**Short exercise:** Skip the pictures and extract all of the lines exactly as written.

(Records excerpted from a collection)
_ _ _ _ _

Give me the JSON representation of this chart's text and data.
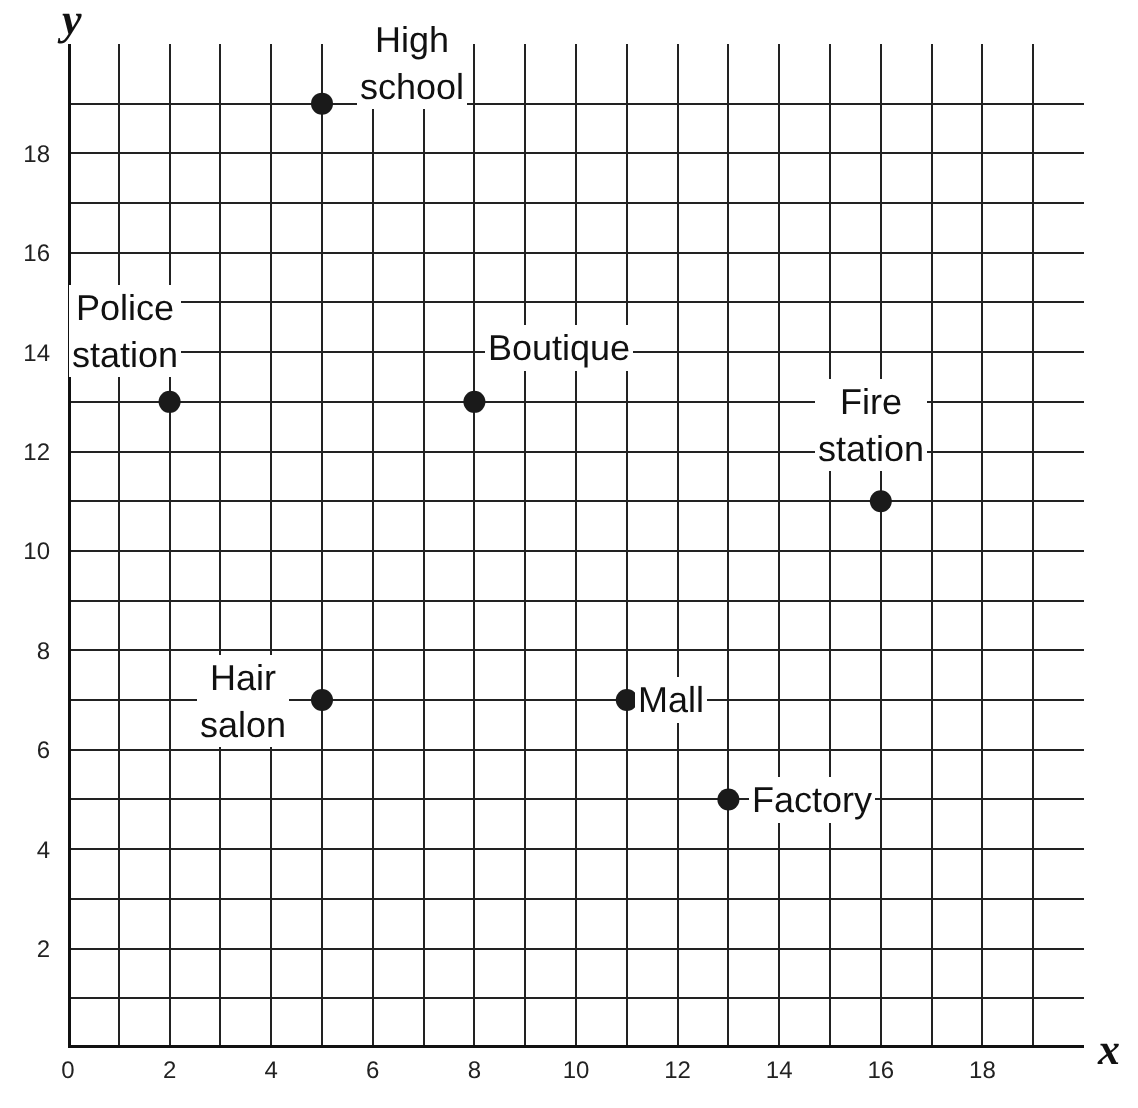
{
  "chart_data": {
    "type": "scatter",
    "xlabel": "x",
    "ylabel": "y",
    "x": [
      2,
      5,
      8,
      16,
      5,
      11,
      13
    ],
    "values": [
      13,
      19,
      13,
      11,
      7,
      7,
      5
    ],
    "color": "#1a1a1a",
    "marker": "circle",
    "grid": true,
    "xlim": [
      0,
      20
    ],
    "ylim": [
      0,
      20.2
    ],
    "xticks": [
      0,
      {
        "value": 1,
        "label": null
      },
      2,
      {
        "value": 3,
        "label": null
      },
      4,
      {
        "value": 5,
        "label": null
      },
      6,
      {
        "value": 7,
        "label": null
      },
      8,
      {
        "value": 9,
        "label": null
      },
      10,
      {
        "value": 11,
        "label": null
      },
      12,
      {
        "value": 13,
        "label": null
      },
      14,
      {
        "value": 15,
        "label": null
      },
      16,
      {
        "value": 17,
        "label": null
      },
      18,
      {
        "value": 19,
        "label": null
      }
    ],
    "yticks": [
      {
        "value": 0,
        "label": null
      },
      {
        "value": 1,
        "label": null
      },
      2,
      {
        "value": 3,
        "label": null
      },
      4,
      {
        "value": 5,
        "label": null
      },
      6,
      {
        "value": 7,
        "label": null
      },
      8,
      {
        "value": 9,
        "label": null
      },
      10,
      {
        "value": 11,
        "label": null
      },
      12,
      {
        "value": 13,
        "label": null
      },
      14,
      {
        "value": 15,
        "label": null
      },
      16,
      {
        "value": 17,
        "label": null
      },
      18,
      {
        "value": 19,
        "label": null
      }
    ],
    "annotations": [
      {
        "text": "Police\nstation",
        "x": 2,
        "y": 13
      },
      {
        "text": "High\nschool",
        "x": 5,
        "y": 19
      },
      {
        "text": "Boutique",
        "x": 8,
        "y": 13
      },
      {
        "text": "Fire\nstation",
        "x": 16,
        "y": 11
      },
      {
        "text": "Hair\nsalon",
        "x": 5,
        "y": 7
      },
      {
        "text": "Mall",
        "x": 11,
        "y": 7
      },
      {
        "text": "Factory",
        "x": 13,
        "y": 5
      }
    ]
  }
}
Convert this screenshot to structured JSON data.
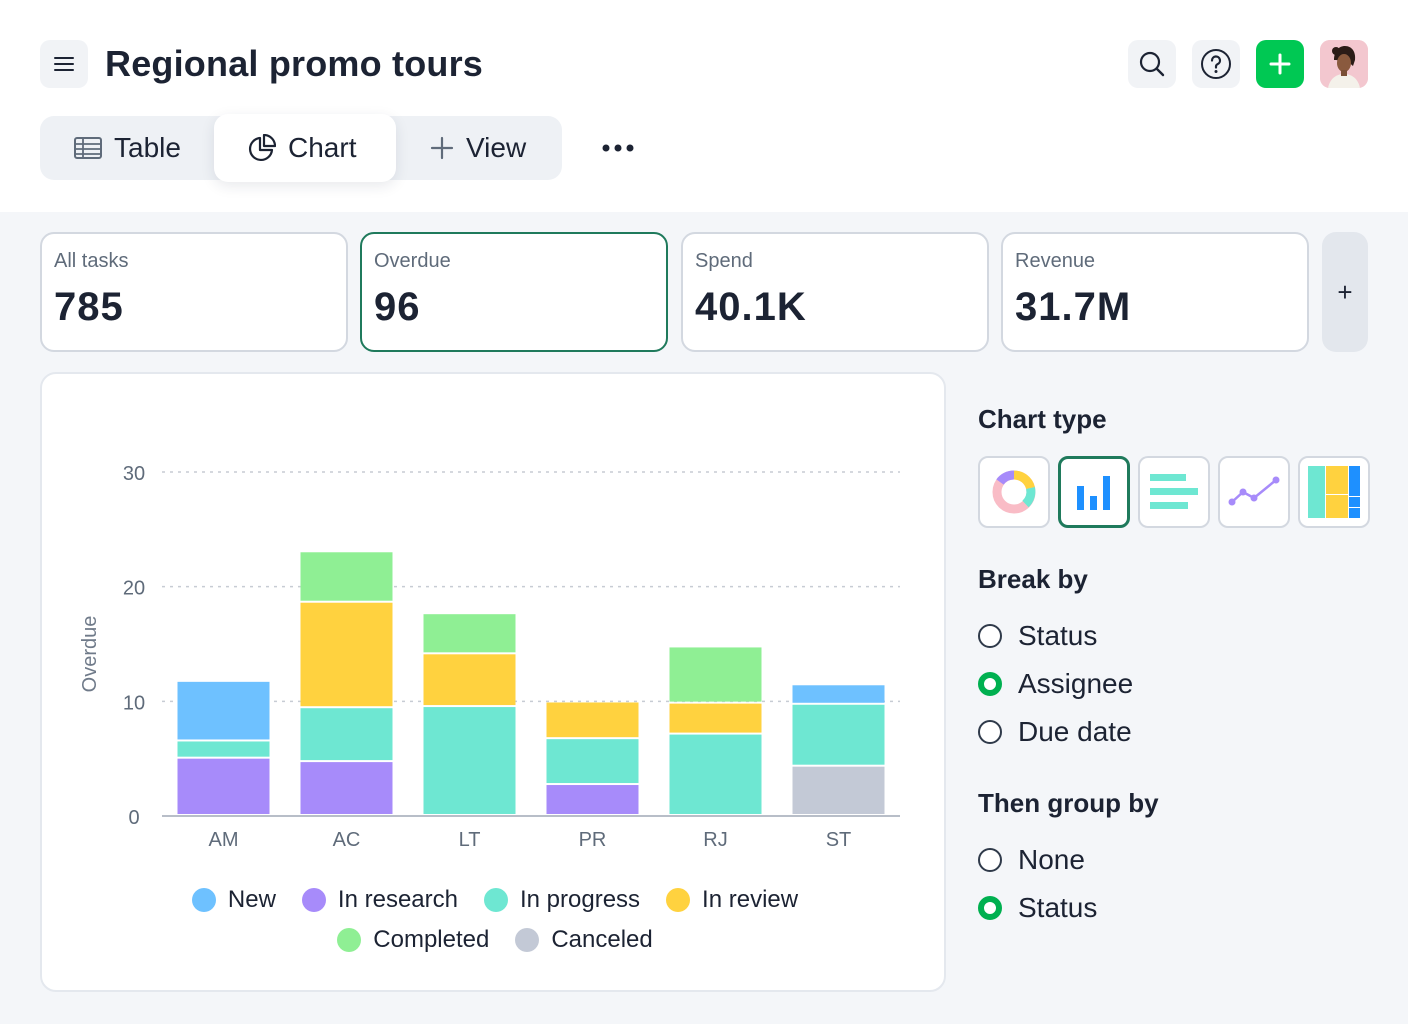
{
  "header": {
    "title": "Regional promo tours",
    "icons": {
      "menu": "menu-icon",
      "search": "search-icon",
      "help": "help-icon",
      "add": "plus-icon"
    },
    "avatar": "user-avatar",
    "accent_color": "#00c853"
  },
  "views": {
    "tabs": [
      {
        "label": "Table",
        "icon": "table-icon",
        "active": false
      },
      {
        "label": "Chart",
        "icon": "pie-chart-icon",
        "active": true
      },
      {
        "label": "View",
        "icon": "plus-icon",
        "active": false
      }
    ],
    "more_icon": "more-horizontal-icon"
  },
  "stats": [
    {
      "label": "All tasks",
      "value": "785",
      "selected": false
    },
    {
      "label": "Overdue",
      "value": "96",
      "selected": true
    },
    {
      "label": "Spend",
      "value": "40.1K",
      "selected": false
    },
    {
      "label": "Revenue",
      "value": "31.7M",
      "selected": false
    }
  ],
  "add_stat_label": "+",
  "chart_data": {
    "type": "bar",
    "stacked": true,
    "title": "",
    "xlabel": "",
    "ylabel": "Overdue",
    "ylim": [
      0,
      30
    ],
    "yticks": [
      0,
      10,
      20,
      30
    ],
    "grid": true,
    "legend_position": "bottom",
    "categories": [
      "AM",
      "AC",
      "LT",
      "PR",
      "RJ",
      "ST"
    ],
    "series": [
      {
        "name": "Canceled",
        "color": "#c3c9d6",
        "values": [
          0,
          0,
          0,
          0,
          0,
          4.3
        ]
      },
      {
        "name": "In research",
        "color": "#a78bfa",
        "values": [
          5,
          4.7,
          0,
          2.7,
          0,
          0
        ]
      },
      {
        "name": "In progress",
        "color": "#6ee7d2",
        "values": [
          1.5,
          4.7,
          9.5,
          4,
          7.1,
          5.4
        ]
      },
      {
        "name": "In review",
        "color": "#ffd23f",
        "values": [
          0,
          9.2,
          4.6,
          3.2,
          2.7,
          0
        ]
      },
      {
        "name": "Completed",
        "color": "#8fef94",
        "values": [
          0,
          4.4,
          3.5,
          0,
          4.9,
          0
        ]
      },
      {
        "name": "New",
        "color": "#6ec1ff",
        "values": [
          5.2,
          0,
          0,
          0,
          0,
          1.7
        ]
      }
    ],
    "legend_order": [
      "New",
      "In research",
      "In progress",
      "In review",
      "Completed",
      "Canceled"
    ]
  },
  "panel": {
    "chart_type_heading": "Chart type",
    "chart_types": [
      {
        "icon": "donut-chart-icon",
        "selected": false
      },
      {
        "icon": "bar-chart-icon",
        "selected": true
      },
      {
        "icon": "horizontal-bar-chart-icon",
        "selected": false
      },
      {
        "icon": "line-chart-icon",
        "selected": false
      },
      {
        "icon": "treemap-chart-icon",
        "selected": false
      }
    ],
    "break_by_heading": "Break by",
    "break_by_options": [
      {
        "label": "Status",
        "checked": false
      },
      {
        "label": "Assignee",
        "checked": true
      },
      {
        "label": "Due date",
        "checked": false
      }
    ],
    "group_by_heading": "Then group by",
    "group_by_options": [
      {
        "label": "None",
        "checked": false
      },
      {
        "label": "Status",
        "checked": true
      }
    ]
  }
}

_ _ _ _ _

**Task answer:**
Give me the JSON representation of this chart's text and data.
{
  "chart_data": {
    "type": "scatter",
    "xlabel": "x",
    "ylabel": "y",
    "x": [
      2,
      5,
      8,
      16,
      5,
      11,
      13
    ],
    "values": [
      13,
      19,
      13,
      11,
      7,
      7,
      5
    ],
    "color": "#1a1a1a",
    "marker": "circle",
    "grid": true,
    "xlim": [
      0,
      20
    ],
    "ylim": [
      0,
      20.2
    ],
    "xticks": [
      0,
      {
        "value": 1,
        "label": null
      },
      2,
      {
        "value": 3,
        "label": null
      },
      4,
      {
        "value": 5,
        "label": null
      },
      6,
      {
        "value": 7,
        "label": null
      },
      8,
      {
        "value": 9,
        "label": null
      },
      10,
      {
        "value": 11,
        "label": null
      },
      12,
      {
        "value": 13,
        "label": null
      },
      14,
      {
        "value": 15,
        "label": null
      },
      16,
      {
        "value": 17,
        "label": null
      },
      18,
      {
        "value": 19,
        "label": null
      }
    ],
    "yticks": [
      {
        "value": 0,
        "label": null
      },
      {
        "value": 1,
        "label": null
      },
      2,
      {
        "value": 3,
        "label": null
      },
      4,
      {
        "value": 5,
        "label": null
      },
      6,
      {
        "value": 7,
        "label": null
      },
      8,
      {
        "value": 9,
        "label": null
      },
      10,
      {
        "value": 11,
        "label": null
      },
      12,
      {
        "value": 13,
        "label": null
      },
      14,
      {
        "value": 15,
        "label": null
      },
      16,
      {
        "value": 17,
        "label": null
      },
      18,
      {
        "value": 19,
        "label": null
      }
    ],
    "annotations": [
      {
        "text": "Police\nstation",
        "x": 2,
        "y": 13
      },
      {
        "text": "High\nschool",
        "x": 5,
        "y": 19
      },
      {
        "text": "Boutique",
        "x": 8,
        "y": 13
      },
      {
        "text": "Fire\nstation",
        "x": 16,
        "y": 11
      },
      {
        "text": "Hair\nsalon",
        "x": 5,
        "y": 7
      },
      {
        "text": "Mall",
        "x": 11,
        "y": 7
      },
      {
        "text": "Factory",
        "x": 13,
        "y": 5
      }
    ]
  }
}
Convert this screenshot to structured JSON data.
{
  "header": {
    "title": "Regional promo tours",
    "icons": {
      "menu": "menu-icon",
      "search": "search-icon",
      "help": "help-icon",
      "add": "plus-icon"
    },
    "avatar": "user-avatar",
    "accent_color": "#00c853"
  },
  "views": {
    "tabs": [
      {
        "label": "Table",
        "icon": "table-icon",
        "active": false
      },
      {
        "label": "Chart",
        "icon": "pie-chart-icon",
        "active": true
      },
      {
        "label": "View",
        "icon": "plus-icon",
        "active": false
      }
    ],
    "more_icon": "more-horizontal-icon"
  },
  "stats": [
    {
      "label": "All tasks",
      "value": "785",
      "selected": false
    },
    {
      "label": "Overdue",
      "value": "96",
      "selected": true
    },
    {
      "label": "Spend",
      "value": "40.1K",
      "selected": false
    },
    {
      "label": "Revenue",
      "value": "31.7M",
      "selected": false
    }
  ],
  "add_stat_label": "+",
  "chart_data": {
    "type": "bar",
    "stacked": true,
    "title": "",
    "xlabel": "",
    "ylabel": "Overdue",
    "ylim": [
      0,
      30
    ],
    "yticks": [
      0,
      10,
      20,
      30
    ],
    "grid": true,
    "legend_position": "bottom",
    "categories": [
      "AM",
      "AC",
      "LT",
      "PR",
      "RJ",
      "ST"
    ],
    "series": [
      {
        "name": "Canceled",
        "color": "#c3c9d6",
        "values": [
          0,
          0,
          0,
          0,
          0,
          4.3
        ]
      },
      {
        "name": "In research",
        "color": "#a78bfa",
        "values": [
          5,
          4.7,
          0,
          2.7,
          0,
          0
        ]
      },
      {
        "name": "In progress",
        "color": "#6ee7d2",
        "values": [
          1.5,
          4.7,
          9.5,
          4,
          7.1,
          5.4
        ]
      },
      {
        "name": "In review",
        "color": "#ffd23f",
        "values": [
          0,
          9.2,
          4.6,
          3.2,
          2.7,
          0
        ]
      },
      {
        "name": "Completed",
        "color": "#8fef94",
        "values": [
          0,
          4.4,
          3.5,
          0,
          4.9,
          0
        ]
      },
      {
        "name": "New",
        "color": "#6ec1ff",
        "values": [
          5.2,
          0,
          0,
          0,
          0,
          1.7
        ]
      }
    ],
    "legend_order": [
      "New",
      "In research",
      "In progress",
      "In review",
      "Completed",
      "Canceled"
    ]
  },
  "panel": {
    "chart_type_heading": "Chart type",
    "chart_types": [
      {
        "icon": "donut-chart-icon",
        "selected": false
      },
      {
        "icon": "bar-chart-icon",
        "selected": true
      },
      {
        "icon": "horizontal-bar-chart-icon",
        "selected": false
      },
      {
        "icon": "line-chart-icon",
        "selected": false
      },
      {
        "icon": "treemap-chart-icon",
        "selected": false
      }
    ],
    "break_by_heading": "Break by",
    "break_by_options": [
      {
        "label": "Status",
        "checked": false
      },
      {
        "label": "Assignee",
        "checked": true
      },
      {
        "label": "Due date",
        "checked": false
      }
    ],
    "group_by_heading": "Then group by",
    "group_by_options": [
      {
        "label": "None",
        "checked": false
      },
      {
        "label": "Status",
        "checked": true
      }
    ]
  }
}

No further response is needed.